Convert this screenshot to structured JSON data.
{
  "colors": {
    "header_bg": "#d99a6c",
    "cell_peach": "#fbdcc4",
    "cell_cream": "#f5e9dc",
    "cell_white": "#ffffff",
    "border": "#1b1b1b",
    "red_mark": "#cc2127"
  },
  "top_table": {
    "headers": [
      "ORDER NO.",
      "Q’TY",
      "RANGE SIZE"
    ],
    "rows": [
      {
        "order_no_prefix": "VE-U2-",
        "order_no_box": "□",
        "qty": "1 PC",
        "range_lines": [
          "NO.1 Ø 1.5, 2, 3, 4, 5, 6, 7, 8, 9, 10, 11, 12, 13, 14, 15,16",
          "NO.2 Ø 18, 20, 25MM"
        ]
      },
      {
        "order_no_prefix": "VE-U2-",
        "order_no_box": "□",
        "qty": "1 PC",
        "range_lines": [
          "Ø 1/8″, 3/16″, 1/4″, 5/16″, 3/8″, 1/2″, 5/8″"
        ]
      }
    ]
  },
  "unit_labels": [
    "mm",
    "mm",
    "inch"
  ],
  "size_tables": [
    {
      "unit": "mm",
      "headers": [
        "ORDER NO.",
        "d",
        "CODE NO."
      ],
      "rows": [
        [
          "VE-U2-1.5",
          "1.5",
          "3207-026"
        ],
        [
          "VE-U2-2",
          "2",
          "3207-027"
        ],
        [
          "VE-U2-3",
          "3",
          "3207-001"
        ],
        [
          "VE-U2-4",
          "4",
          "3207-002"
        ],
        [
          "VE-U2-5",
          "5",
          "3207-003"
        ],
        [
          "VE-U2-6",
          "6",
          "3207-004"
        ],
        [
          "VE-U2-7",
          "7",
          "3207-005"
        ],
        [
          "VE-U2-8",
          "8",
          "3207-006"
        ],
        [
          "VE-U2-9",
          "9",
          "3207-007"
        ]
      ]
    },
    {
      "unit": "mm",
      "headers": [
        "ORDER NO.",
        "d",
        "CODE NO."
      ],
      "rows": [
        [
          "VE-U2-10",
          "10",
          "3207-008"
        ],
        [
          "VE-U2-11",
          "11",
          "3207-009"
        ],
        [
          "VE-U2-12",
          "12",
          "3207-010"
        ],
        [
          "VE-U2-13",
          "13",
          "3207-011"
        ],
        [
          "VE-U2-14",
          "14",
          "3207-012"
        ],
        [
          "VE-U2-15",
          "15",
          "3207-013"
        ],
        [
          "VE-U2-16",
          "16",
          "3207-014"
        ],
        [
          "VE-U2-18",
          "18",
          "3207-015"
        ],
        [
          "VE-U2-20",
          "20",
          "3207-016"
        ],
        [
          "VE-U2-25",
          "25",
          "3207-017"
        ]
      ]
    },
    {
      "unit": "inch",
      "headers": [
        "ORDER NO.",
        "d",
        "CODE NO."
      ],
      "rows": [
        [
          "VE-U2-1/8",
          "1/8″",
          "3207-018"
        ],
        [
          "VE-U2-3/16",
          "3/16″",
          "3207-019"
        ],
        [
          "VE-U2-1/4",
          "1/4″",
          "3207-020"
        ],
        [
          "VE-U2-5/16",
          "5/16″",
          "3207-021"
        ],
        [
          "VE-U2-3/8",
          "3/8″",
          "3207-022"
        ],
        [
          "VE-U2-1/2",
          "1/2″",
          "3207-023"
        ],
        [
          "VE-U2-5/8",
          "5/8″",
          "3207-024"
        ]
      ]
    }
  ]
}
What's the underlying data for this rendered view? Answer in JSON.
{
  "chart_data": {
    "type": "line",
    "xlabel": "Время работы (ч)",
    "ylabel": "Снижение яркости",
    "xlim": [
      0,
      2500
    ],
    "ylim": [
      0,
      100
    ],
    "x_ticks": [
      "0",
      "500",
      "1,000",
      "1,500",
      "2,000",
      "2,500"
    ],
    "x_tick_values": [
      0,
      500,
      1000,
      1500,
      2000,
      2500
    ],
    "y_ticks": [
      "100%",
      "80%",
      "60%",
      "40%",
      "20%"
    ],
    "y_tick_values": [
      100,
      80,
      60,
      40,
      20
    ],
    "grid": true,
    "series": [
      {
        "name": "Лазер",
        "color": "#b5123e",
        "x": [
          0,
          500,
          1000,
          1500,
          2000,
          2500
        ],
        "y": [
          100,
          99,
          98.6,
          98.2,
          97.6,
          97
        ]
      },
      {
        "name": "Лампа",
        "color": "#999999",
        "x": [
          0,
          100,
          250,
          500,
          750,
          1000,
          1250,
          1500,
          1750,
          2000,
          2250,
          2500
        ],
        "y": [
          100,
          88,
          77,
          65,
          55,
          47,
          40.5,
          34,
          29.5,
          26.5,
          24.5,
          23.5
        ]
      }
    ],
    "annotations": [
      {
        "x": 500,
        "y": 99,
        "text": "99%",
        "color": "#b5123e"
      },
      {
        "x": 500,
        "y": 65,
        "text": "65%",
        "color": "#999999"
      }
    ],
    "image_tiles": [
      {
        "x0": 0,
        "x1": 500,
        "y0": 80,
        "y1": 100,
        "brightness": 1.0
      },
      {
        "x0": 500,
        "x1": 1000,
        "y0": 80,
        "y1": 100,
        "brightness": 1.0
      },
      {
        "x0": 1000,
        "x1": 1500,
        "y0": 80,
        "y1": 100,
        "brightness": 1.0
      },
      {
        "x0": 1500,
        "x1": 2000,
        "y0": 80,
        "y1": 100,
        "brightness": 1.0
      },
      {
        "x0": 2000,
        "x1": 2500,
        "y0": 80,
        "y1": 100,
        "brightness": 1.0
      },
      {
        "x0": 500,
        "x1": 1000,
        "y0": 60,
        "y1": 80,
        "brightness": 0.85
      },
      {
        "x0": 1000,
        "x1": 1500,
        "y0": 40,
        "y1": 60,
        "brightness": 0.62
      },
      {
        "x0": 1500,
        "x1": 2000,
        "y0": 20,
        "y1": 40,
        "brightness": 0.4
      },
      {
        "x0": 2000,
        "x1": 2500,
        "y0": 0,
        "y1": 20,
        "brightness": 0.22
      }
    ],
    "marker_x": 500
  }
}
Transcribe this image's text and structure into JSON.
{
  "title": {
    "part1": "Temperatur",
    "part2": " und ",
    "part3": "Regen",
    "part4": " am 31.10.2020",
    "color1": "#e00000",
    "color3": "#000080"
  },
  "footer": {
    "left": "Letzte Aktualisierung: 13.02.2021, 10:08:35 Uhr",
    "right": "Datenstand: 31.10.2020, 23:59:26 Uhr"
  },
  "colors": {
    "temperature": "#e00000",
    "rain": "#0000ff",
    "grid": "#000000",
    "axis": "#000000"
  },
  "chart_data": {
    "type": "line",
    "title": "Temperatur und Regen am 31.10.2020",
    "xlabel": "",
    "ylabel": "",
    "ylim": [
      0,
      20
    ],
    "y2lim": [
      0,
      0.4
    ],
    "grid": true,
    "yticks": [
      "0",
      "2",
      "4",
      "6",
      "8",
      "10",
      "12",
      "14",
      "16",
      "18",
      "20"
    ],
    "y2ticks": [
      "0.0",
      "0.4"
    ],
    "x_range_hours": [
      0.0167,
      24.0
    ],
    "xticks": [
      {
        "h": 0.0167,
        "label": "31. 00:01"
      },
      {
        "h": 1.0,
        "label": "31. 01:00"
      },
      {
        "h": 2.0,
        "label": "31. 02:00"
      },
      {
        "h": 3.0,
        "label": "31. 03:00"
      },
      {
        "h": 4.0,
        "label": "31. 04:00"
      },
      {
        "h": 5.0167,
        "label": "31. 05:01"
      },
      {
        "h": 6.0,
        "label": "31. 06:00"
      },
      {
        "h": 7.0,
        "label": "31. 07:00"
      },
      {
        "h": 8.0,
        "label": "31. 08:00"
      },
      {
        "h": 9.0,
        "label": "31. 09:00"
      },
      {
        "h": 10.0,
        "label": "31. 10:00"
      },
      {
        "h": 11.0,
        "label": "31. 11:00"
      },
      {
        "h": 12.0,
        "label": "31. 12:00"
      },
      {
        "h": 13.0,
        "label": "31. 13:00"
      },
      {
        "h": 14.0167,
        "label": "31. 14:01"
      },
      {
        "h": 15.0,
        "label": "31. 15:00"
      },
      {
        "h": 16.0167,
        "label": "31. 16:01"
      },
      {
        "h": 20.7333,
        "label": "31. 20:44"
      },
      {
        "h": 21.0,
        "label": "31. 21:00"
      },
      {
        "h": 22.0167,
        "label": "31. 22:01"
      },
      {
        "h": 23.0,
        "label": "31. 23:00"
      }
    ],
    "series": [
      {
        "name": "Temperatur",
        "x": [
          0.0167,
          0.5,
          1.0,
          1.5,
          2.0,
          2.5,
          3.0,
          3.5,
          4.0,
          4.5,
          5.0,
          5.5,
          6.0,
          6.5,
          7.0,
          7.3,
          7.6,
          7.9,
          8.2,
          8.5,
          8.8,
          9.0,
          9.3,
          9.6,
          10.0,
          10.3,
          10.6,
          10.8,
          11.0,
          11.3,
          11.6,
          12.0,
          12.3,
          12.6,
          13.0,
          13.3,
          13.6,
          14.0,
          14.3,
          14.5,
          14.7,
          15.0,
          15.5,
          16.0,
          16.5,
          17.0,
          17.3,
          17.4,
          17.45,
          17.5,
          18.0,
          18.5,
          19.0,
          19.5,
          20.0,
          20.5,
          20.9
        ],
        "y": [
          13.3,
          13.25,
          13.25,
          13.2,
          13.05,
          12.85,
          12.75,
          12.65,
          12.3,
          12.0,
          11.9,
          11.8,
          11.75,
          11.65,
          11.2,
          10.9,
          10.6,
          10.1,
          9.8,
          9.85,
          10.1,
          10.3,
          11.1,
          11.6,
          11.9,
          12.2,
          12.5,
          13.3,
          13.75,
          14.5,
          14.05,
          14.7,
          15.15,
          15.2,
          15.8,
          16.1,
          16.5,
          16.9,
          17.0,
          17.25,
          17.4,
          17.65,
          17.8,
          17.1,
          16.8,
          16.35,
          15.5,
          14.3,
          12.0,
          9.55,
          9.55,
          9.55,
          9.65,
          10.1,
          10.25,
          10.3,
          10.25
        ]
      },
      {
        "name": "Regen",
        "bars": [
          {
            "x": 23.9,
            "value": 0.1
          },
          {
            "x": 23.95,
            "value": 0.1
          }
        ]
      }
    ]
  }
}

_DIRECTION_
Return every line above in which the string "title" occurs.

_WORKED SOLUTION_
  "title": {
    "title": "Temperatur und Regen am 31.10.2020",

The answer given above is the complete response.